(begin)

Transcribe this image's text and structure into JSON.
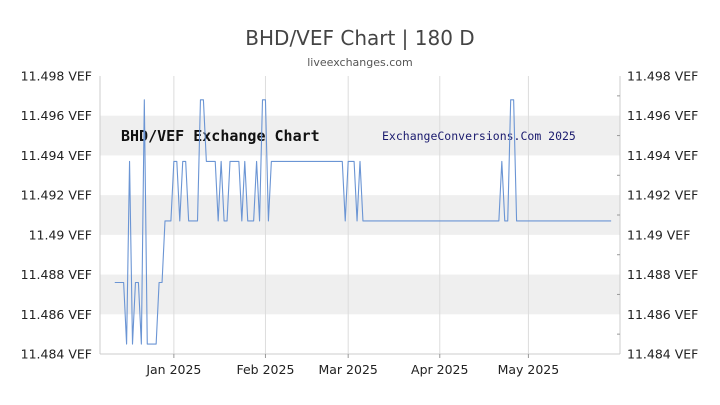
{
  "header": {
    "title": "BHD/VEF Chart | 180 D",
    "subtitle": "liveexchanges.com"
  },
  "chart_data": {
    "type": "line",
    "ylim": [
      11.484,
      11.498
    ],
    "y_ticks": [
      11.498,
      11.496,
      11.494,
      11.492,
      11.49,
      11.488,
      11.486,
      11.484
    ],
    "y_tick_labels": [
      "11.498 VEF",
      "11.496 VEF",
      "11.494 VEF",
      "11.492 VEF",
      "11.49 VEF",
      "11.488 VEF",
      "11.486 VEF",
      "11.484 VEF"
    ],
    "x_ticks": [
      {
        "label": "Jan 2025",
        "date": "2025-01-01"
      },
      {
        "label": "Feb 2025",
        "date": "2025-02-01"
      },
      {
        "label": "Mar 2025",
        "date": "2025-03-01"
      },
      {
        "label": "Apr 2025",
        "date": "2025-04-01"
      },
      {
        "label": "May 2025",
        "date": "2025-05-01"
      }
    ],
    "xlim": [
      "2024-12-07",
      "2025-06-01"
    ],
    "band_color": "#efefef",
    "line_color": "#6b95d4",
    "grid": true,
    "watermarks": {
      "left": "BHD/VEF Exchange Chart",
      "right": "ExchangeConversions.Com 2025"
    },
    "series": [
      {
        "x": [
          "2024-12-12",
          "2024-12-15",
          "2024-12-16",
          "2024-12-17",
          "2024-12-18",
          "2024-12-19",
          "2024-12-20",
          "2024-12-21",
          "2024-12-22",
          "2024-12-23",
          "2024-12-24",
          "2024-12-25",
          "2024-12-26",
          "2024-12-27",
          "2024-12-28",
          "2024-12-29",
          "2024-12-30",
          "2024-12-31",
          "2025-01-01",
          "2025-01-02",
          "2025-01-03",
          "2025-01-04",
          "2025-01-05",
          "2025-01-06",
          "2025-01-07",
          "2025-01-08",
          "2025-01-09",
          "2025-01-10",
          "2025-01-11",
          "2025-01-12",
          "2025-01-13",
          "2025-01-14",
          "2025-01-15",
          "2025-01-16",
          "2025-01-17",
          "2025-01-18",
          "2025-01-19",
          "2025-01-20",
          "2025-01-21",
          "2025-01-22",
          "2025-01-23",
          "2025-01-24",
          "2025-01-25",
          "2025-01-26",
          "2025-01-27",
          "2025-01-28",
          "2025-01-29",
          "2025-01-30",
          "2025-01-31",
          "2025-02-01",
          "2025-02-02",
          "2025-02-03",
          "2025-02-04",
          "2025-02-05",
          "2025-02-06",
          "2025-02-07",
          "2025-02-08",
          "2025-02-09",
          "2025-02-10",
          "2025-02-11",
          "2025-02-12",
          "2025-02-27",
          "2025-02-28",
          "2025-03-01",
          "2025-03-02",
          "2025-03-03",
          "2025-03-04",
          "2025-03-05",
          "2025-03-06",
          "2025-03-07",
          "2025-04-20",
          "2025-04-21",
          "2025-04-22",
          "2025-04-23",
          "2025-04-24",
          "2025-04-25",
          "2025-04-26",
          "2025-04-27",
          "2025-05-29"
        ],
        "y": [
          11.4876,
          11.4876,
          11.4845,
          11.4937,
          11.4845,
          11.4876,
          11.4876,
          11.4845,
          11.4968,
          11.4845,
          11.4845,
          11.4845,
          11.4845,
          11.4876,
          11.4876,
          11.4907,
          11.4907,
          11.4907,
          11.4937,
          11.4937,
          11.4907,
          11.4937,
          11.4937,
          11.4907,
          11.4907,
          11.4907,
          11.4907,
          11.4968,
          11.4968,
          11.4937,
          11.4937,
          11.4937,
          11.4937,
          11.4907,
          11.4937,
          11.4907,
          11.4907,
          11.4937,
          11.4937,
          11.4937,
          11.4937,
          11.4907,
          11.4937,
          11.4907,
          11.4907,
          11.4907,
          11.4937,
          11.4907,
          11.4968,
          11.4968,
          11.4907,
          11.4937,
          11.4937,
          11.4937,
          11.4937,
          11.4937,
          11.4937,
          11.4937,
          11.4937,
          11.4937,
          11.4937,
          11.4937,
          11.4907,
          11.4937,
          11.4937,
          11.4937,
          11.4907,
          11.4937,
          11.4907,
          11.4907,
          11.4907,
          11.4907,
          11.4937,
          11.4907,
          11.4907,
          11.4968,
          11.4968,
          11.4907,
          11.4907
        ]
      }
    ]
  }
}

(end)

Written instruction =
Give back the entries verbatim. Do not include any picture.

In response =
Transcribe this image's text and structure into JSON.
{
  "header": {
    "title": "BHD/VEF Chart | 180 D",
    "subtitle": "liveexchanges.com"
  },
  "chart_data": {
    "type": "line",
    "ylim": [
      11.484,
      11.498
    ],
    "y_ticks": [
      11.498,
      11.496,
      11.494,
      11.492,
      11.49,
      11.488,
      11.486,
      11.484
    ],
    "y_tick_labels": [
      "11.498 VEF",
      "11.496 VEF",
      "11.494 VEF",
      "11.492 VEF",
      "11.49 VEF",
      "11.488 VEF",
      "11.486 VEF",
      "11.484 VEF"
    ],
    "x_ticks": [
      {
        "label": "Jan 2025",
        "date": "2025-01-01"
      },
      {
        "label": "Feb 2025",
        "date": "2025-02-01"
      },
      {
        "label": "Mar 2025",
        "date": "2025-03-01"
      },
      {
        "label": "Apr 2025",
        "date": "2025-04-01"
      },
      {
        "label": "May 2025",
        "date": "2025-05-01"
      }
    ],
    "xlim": [
      "2024-12-07",
      "2025-06-01"
    ],
    "band_color": "#efefef",
    "line_color": "#6b95d4",
    "grid": true,
    "watermarks": {
      "left": "BHD/VEF Exchange Chart",
      "right": "ExchangeConversions.Com 2025"
    },
    "series": [
      {
        "x": [
          "2024-12-12",
          "2024-12-15",
          "2024-12-16",
          "2024-12-17",
          "2024-12-18",
          "2024-12-19",
          "2024-12-20",
          "2024-12-21",
          "2024-12-22",
          "2024-12-23",
          "2024-12-24",
          "2024-12-25",
          "2024-12-26",
          "2024-12-27",
          "2024-12-28",
          "2024-12-29",
          "2024-12-30",
          "2024-12-31",
          "2025-01-01",
          "2025-01-02",
          "2025-01-03",
          "2025-01-04",
          "2025-01-05",
          "2025-01-06",
          "2025-01-07",
          "2025-01-08",
          "2025-01-09",
          "2025-01-10",
          "2025-01-11",
          "2025-01-12",
          "2025-01-13",
          "2025-01-14",
          "2025-01-15",
          "2025-01-16",
          "2025-01-17",
          "2025-01-18",
          "2025-01-19",
          "2025-01-20",
          "2025-01-21",
          "2025-01-22",
          "2025-01-23",
          "2025-01-24",
          "2025-01-25",
          "2025-01-26",
          "2025-01-27",
          "2025-01-28",
          "2025-01-29",
          "2025-01-30",
          "2025-01-31",
          "2025-02-01",
          "2025-02-02",
          "2025-02-03",
          "2025-02-04",
          "2025-02-05",
          "2025-02-06",
          "2025-02-07",
          "2025-02-08",
          "2025-02-09",
          "2025-02-10",
          "2025-02-11",
          "2025-02-12",
          "2025-02-27",
          "2025-02-28",
          "2025-03-01",
          "2025-03-02",
          "2025-03-03",
          "2025-03-04",
          "2025-03-05",
          "2025-03-06",
          "2025-03-07",
          "2025-04-20",
          "2025-04-21",
          "2025-04-22",
          "2025-04-23",
          "2025-04-24",
          "2025-04-25",
          "2025-04-26",
          "2025-04-27",
          "2025-05-29"
        ],
        "y": [
          11.4876,
          11.4876,
          11.4845,
          11.4937,
          11.4845,
          11.4876,
          11.4876,
          11.4845,
          11.4968,
          11.4845,
          11.4845,
          11.4845,
          11.4845,
          11.4876,
          11.4876,
          11.4907,
          11.4907,
          11.4907,
          11.4937,
          11.4937,
          11.4907,
          11.4937,
          11.4937,
          11.4907,
          11.4907,
          11.4907,
          11.4907,
          11.4968,
          11.4968,
          11.4937,
          11.4937,
          11.4937,
          11.4937,
          11.4907,
          11.4937,
          11.4907,
          11.4907,
          11.4937,
          11.4937,
          11.4937,
          11.4937,
          11.4907,
          11.4937,
          11.4907,
          11.4907,
          11.4907,
          11.4937,
          11.4907,
          11.4968,
          11.4968,
          11.4907,
          11.4937,
          11.4937,
          11.4937,
          11.4937,
          11.4937,
          11.4937,
          11.4937,
          11.4937,
          11.4937,
          11.4937,
          11.4937,
          11.4907,
          11.4937,
          11.4937,
          11.4937,
          11.4907,
          11.4937,
          11.4907,
          11.4907,
          11.4907,
          11.4907,
          11.4937,
          11.4907,
          11.4907,
          11.4968,
          11.4968,
          11.4907,
          11.4907
        ]
      }
    ]
  }
}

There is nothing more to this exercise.